**Work required**: Wherever the string "amplitude" occurs in a line of these records, report that line.

**Records shown**:
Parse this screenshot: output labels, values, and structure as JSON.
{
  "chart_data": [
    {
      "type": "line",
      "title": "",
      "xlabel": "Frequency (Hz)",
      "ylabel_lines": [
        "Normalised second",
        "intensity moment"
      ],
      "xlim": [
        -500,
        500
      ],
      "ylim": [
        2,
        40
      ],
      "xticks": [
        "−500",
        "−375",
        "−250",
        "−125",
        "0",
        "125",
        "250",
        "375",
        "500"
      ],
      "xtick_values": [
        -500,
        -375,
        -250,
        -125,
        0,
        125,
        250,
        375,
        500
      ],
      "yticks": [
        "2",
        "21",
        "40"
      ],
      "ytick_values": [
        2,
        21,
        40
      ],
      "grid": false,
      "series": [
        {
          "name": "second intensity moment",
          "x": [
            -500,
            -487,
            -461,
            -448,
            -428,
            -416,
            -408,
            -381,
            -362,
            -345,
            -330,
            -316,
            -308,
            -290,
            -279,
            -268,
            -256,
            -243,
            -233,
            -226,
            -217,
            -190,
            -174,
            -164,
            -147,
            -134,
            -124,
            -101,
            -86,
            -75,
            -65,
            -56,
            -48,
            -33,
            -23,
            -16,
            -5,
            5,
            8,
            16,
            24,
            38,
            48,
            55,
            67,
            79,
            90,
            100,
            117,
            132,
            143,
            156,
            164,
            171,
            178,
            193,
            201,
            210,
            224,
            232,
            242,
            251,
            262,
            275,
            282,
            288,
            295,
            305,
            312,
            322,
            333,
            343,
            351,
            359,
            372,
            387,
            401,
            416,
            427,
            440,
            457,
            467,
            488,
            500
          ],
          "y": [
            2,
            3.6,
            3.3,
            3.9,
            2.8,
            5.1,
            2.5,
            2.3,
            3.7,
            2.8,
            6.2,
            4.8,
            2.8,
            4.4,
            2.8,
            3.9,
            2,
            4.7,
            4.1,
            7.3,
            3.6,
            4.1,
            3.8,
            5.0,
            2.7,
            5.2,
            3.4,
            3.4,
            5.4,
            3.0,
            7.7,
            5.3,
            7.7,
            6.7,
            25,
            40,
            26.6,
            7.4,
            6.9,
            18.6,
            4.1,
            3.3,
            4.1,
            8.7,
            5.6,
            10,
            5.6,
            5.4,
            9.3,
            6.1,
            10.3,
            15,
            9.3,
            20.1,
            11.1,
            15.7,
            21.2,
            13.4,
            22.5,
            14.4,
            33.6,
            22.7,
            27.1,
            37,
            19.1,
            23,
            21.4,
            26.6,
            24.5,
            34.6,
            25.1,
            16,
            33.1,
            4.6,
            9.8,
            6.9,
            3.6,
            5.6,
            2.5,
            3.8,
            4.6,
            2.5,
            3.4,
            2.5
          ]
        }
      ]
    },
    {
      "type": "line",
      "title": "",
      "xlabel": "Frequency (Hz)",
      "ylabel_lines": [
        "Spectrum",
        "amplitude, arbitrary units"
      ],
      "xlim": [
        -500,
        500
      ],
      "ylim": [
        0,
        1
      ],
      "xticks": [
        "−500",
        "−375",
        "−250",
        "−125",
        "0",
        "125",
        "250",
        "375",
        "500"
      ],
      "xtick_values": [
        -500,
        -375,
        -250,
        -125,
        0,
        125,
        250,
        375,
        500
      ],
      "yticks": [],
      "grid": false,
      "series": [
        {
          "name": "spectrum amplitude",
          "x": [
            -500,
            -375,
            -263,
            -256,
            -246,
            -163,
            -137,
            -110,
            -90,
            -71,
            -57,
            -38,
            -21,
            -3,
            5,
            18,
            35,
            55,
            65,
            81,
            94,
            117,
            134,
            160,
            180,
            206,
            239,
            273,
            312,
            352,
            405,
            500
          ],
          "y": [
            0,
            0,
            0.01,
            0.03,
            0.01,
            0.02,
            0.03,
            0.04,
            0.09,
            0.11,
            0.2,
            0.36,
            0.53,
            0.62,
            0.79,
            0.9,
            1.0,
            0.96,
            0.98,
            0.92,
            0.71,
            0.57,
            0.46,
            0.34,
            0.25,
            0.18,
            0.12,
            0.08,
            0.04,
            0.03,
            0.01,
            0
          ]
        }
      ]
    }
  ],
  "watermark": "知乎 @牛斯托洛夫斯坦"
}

**Right answer**:
        "amplitude, arbitrary units"
          "name": "spectrum amplitude",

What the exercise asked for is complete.